> **Data lines**
□ □ □

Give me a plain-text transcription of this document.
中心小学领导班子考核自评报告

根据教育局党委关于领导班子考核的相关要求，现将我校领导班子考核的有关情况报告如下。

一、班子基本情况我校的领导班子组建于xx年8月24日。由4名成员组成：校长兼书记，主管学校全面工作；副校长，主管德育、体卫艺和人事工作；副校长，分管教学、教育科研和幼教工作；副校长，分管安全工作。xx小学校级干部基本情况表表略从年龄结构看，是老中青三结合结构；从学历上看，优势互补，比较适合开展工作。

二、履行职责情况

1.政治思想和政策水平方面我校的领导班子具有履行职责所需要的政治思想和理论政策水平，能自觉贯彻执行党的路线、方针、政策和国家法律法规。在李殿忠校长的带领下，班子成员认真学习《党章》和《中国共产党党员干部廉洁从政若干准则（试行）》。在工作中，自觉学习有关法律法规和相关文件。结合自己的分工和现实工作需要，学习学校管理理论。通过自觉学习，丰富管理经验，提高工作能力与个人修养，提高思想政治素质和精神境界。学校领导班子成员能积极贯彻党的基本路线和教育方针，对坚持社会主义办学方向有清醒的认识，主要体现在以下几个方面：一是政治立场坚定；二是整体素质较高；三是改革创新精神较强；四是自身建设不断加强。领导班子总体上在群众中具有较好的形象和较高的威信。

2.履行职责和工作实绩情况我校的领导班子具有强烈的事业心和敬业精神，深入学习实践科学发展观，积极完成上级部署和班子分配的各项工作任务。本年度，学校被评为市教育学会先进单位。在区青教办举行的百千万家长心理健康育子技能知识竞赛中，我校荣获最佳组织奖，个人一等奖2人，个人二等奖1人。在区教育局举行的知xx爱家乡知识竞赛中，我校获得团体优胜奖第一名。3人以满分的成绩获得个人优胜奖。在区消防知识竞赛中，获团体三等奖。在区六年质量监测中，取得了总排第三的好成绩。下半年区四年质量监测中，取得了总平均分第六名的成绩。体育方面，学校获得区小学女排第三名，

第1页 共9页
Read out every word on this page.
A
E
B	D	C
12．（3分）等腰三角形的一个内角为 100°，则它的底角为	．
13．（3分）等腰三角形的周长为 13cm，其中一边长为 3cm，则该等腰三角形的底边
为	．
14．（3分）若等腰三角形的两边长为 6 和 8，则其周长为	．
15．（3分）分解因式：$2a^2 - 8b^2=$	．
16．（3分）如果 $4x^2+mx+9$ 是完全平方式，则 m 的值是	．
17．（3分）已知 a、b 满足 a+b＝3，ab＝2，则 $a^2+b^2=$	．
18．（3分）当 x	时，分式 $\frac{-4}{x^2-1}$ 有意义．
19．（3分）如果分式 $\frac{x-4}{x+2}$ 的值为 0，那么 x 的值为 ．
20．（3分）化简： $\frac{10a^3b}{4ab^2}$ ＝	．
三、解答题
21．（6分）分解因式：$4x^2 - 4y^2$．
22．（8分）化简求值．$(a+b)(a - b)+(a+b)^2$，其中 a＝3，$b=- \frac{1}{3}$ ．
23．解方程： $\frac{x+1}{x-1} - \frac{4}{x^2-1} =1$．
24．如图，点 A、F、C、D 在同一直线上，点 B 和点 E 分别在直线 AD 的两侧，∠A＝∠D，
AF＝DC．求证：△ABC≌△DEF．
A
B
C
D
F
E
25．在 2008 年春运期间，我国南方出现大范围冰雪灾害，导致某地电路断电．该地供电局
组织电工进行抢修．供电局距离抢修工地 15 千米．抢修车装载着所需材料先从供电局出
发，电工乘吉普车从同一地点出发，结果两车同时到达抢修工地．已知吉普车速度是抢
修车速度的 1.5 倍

□ □ □

> **Problem to work on**
Every entry should be printed again exactly as it stands.

> **Reply to the task**
Give me a plain-text transcription of this document.
中心小学领导班子考核自评报告

根据教育局党委关于领导班子考核的相关要求，现将我校领导班子考核的有关情况报告如下。

一、班子基本情况我校的领导班子组建于xx年8月24日。由4名成员组成：校长兼书记，主管学校全面工作；副校长，主管德育、体卫艺和人事工作；副校长，分管教学、教育科研和幼教工作；副校长，分管安全工作。xx小学校级干部基本情况表表略从年龄结构看，是老中青三结合结构；从学历上看，优势互补，比较适合开展工作。

二、履行职责情况

1.政治思想和政策水平方面我校的领导班子具有履行职责所需要的政治思想和理论政策水平，能自觉贯彻执行党的路线、方针、政策和国家法律法规。在李殿忠校长的带领下，班子成员认真学习《党章》和《中国共产党党员干部廉洁从政若干准则（试行）》。在工作中，自觉学习有关法律法规和相关文件。结合自己的分工和现实工作需要，学习学校管理理论。通过自觉学习，丰富管理经验，提高工作能力与个人修养，提高思想政治素质和精神境界。学校领导班子成员能积极贯彻党的基本路线和教育方针，对坚持社会主义办学方向有清醒的认识，主要体现在以下几个方面：一是政治立场坚定；二是整体素质较高；三是改革创新精神较强；四是自身建设不断加强。领导班子总体上在群众中具有较好的形象和较高的威信。

2.履行职责和工作实绩情况我校的领导班子具有强烈的事业心和敬业精神，深入学习实践科学发展观，积极完成上级部署和班子分配的各项工作任务。本年度，学校被评为市教育学会先进单位。在区青教办举行的百千万家长心理健康育子技能知识竞赛中，我校荣获最佳组织奖，个人一等奖2人，个人二等奖1人。在区教育局举行的知xx爱家乡知识竞赛中，我校获得团体优胜奖第一名。3人以满分的成绩获得个人优胜奖。在区消防知识竞赛中，获团体三等奖。在区六年质量监测中，取得了总排第三的好成绩。下半年区四年质量监测中，取得了总平均分第六名的成绩。体育方面，学校获得区小学女排第三名，

第1页 共9页
Read out every word on this page.
A
E
B	D	C
12．（3分）等腰三角形的一个内角为 100°，则它的底角为	．
13．（3分）等腰三角形的周长为 13cm，其中一边长为 3cm，则该等腰三角形的底边
为	．
14．（3分）若等腰三角形的两边长为 6 和 8，则其周长为	．
15．（3分）分解因式：$2a^2 - 8b^2=$	．
16．（3分）如果 $4x^2+mx+9$ 是完全平方式，则 m 的值是	．
17．（3分）已知 a、b 满足 a+b＝3，ab＝2，则 $a^2+b^2=$	．
18．（3分）当 x	时，分式 $\frac{-4}{x^2-1}$ 有意义．
19．（3分）如果分式 $\frac{x-4}{x+2}$ 的值为 0，那么 x 的值为 ．
20．（3分）化简： $\frac{10a^3b}{4ab^2}$ ＝	．
三、解答题
21．（6分）分解因式：$4x^2 - 4y^2$．
22．（8分）化简求值．$(a+b)(a - b)+(a+b)^2$，其中 a＝3，$b=- \frac{1}{3}$ ．
23．解方程： $\frac{x+1}{x-1} - \frac{4}{x^2-1} =1$．
24．如图，点 A、F、C、D 在同一直线上，点 B 和点 E 分别在直线 AD 的两侧，∠A＝∠D，
AF＝DC．求证：△ABC≌△DEF．
A
B
C
D
F
E
25．在 2008 年春运期间，我国南方出现大范围冰雪灾害，导致某地电路断电．该地供电局
组织电工进行抢修．供电局距离抢修工地 15 千米．抢修车装载着所需材料先从供电局出
发，电工乘吉普车从同一地点出发，结果两车同时到达抢修工地．已知吉普车速度是抢
修车速度的 1.5 倍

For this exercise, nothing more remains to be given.